Input rows>
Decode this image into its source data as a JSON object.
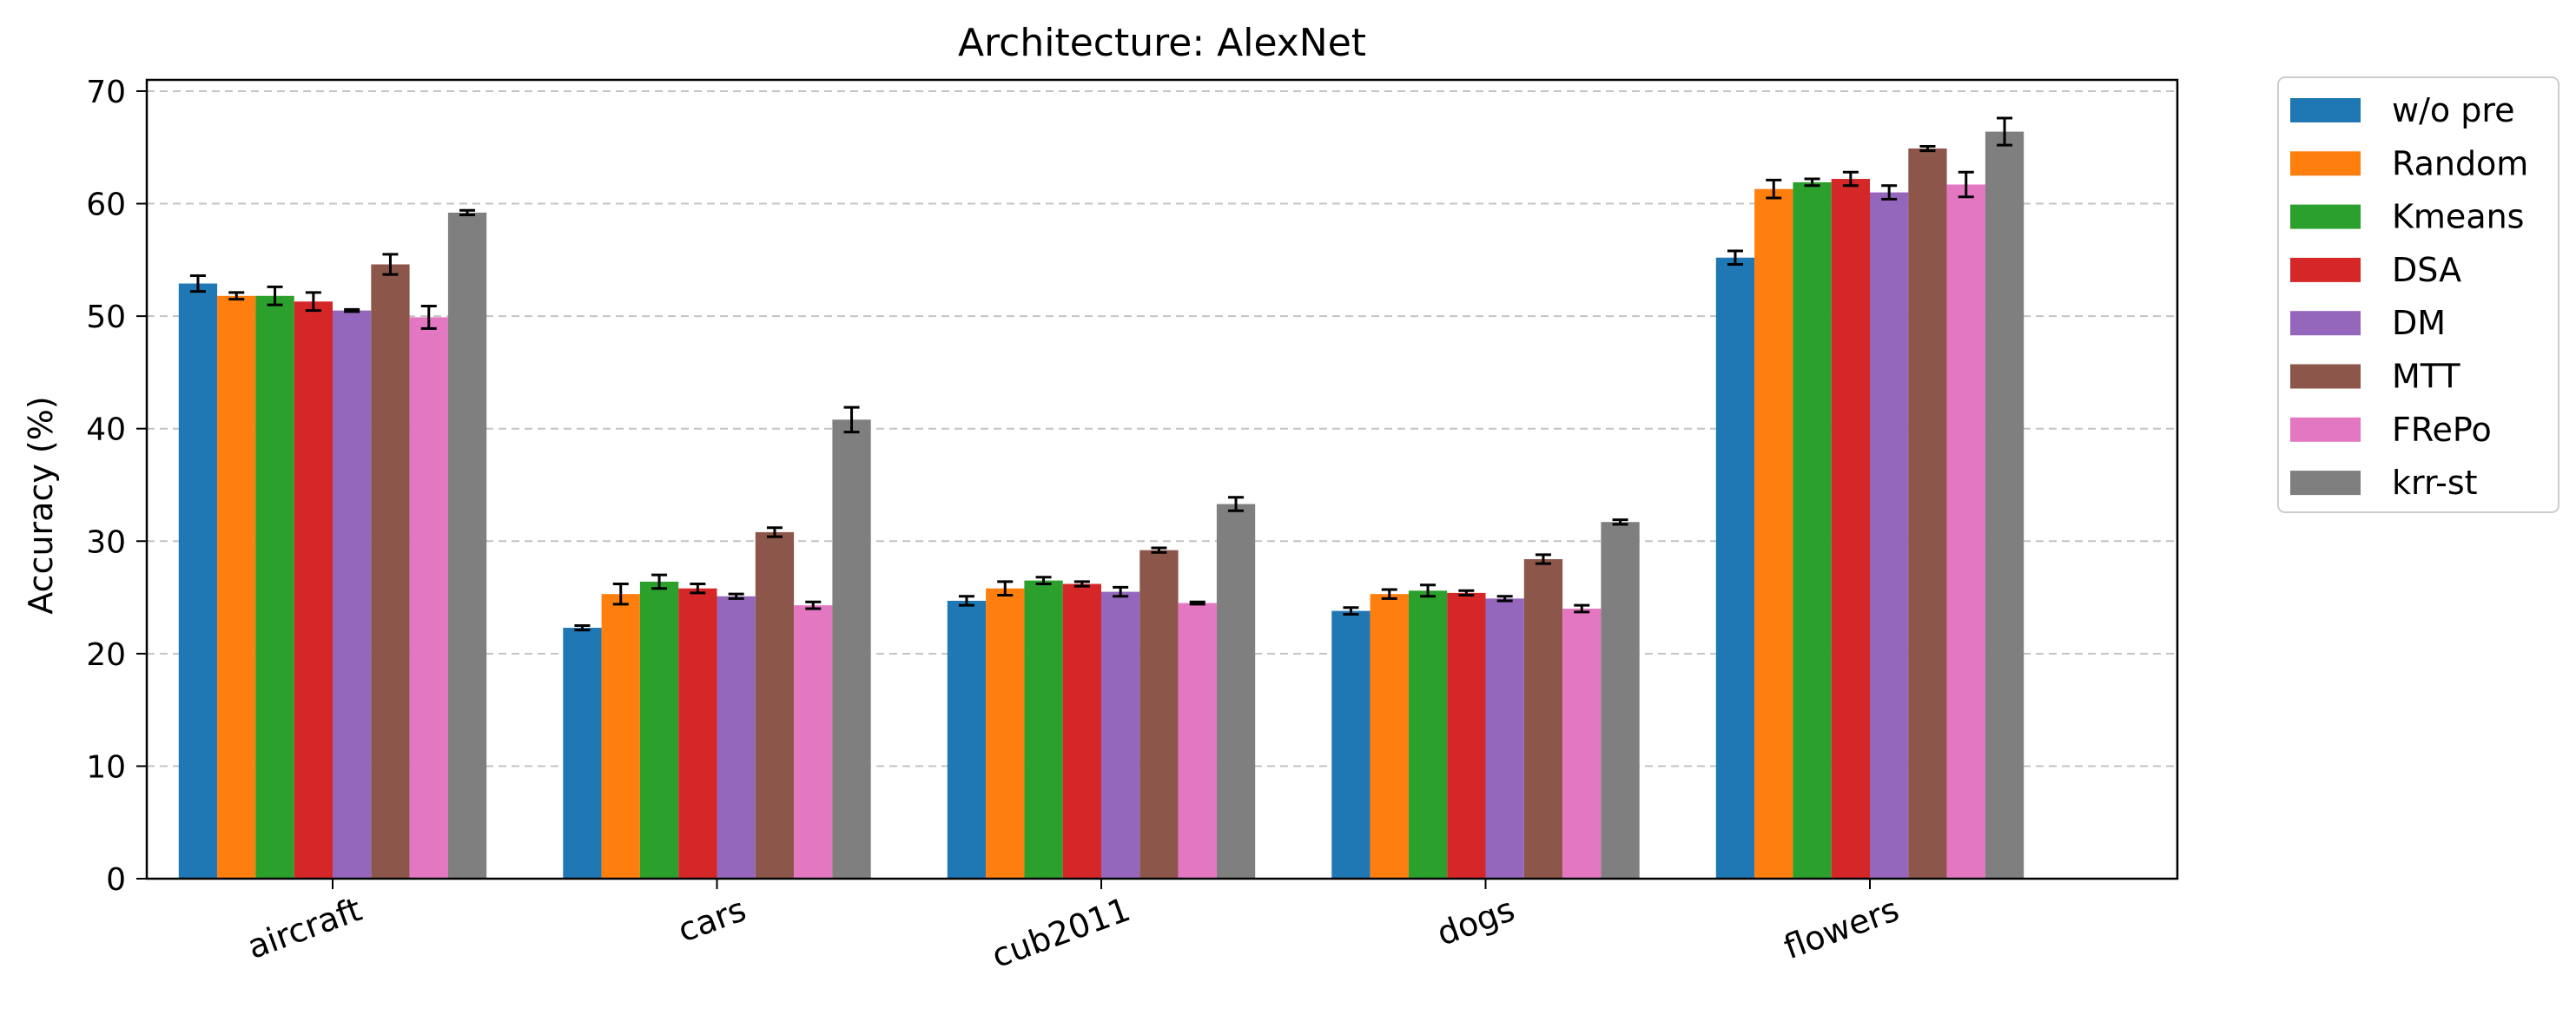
{
  "chart_data": {
    "type": "bar",
    "title": "Architecture: AlexNet",
    "xlabel": "",
    "ylabel": "Accuracy (%)",
    "ylim": [
      0,
      71
    ],
    "yticks": [
      0,
      10,
      20,
      30,
      40,
      50,
      60,
      70
    ],
    "grid": "y-dashed",
    "legend_position": "outside-right",
    "categories": [
      "aircraft",
      "cars",
      "cub2011",
      "dogs",
      "flowers"
    ],
    "series": [
      {
        "name": "w/o pre",
        "color": "#1f77b4",
        "values": [
          52.9,
          22.3,
          24.7,
          23.8,
          55.2
        ],
        "errors": [
          0.7,
          0.2,
          0.4,
          0.3,
          0.6
        ]
      },
      {
        "name": "Random",
        "color": "#ff7f0e",
        "values": [
          51.8,
          25.3,
          25.8,
          25.3,
          61.3
        ],
        "errors": [
          0.3,
          0.9,
          0.6,
          0.4,
          0.8
        ]
      },
      {
        "name": "Kmeans",
        "color": "#2ca02c",
        "values": [
          51.8,
          26.4,
          26.5,
          25.6,
          61.9
        ],
        "errors": [
          0.8,
          0.6,
          0.3,
          0.5,
          0.3
        ]
      },
      {
        "name": "DSA",
        "color": "#d62728",
        "values": [
          51.3,
          25.8,
          26.2,
          25.4,
          62.2
        ],
        "errors": [
          0.8,
          0.4,
          0.2,
          0.2,
          0.6
        ]
      },
      {
        "name": "DM",
        "color": "#9467bd",
        "values": [
          50.5,
          25.1,
          25.5,
          24.9,
          61.0
        ],
        "errors": [
          0.1,
          0.2,
          0.4,
          0.2,
          0.6
        ]
      },
      {
        "name": "MTT",
        "color": "#8c564b",
        "values": [
          54.6,
          30.8,
          29.2,
          28.4,
          64.9
        ],
        "errors": [
          0.9,
          0.4,
          0.2,
          0.4,
          0.2
        ]
      },
      {
        "name": "FRePo",
        "color": "#e377c2",
        "values": [
          49.9,
          24.3,
          24.5,
          24.0,
          61.7
        ],
        "errors": [
          1.0,
          0.3,
          0.1,
          0.3,
          1.1
        ]
      },
      {
        "name": "krr-st",
        "color": "#7f7f7f",
        "values": [
          59.2,
          40.8,
          33.3,
          31.7,
          66.4
        ],
        "errors": [
          0.2,
          1.1,
          0.6,
          0.2,
          1.2
        ]
      }
    ]
  }
}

Given problem> Collect each line of the entries that has the word "color", copying it in full.

Written solution>
        "color": "#1f77b4",
        "color": "#ff7f0e",
        "color": "#2ca02c",
        "color": "#d62728",
        "color": "#9467bd",
        "color": "#8c564b",
        "color": "#e377c2",
        "color": "#7f7f7f",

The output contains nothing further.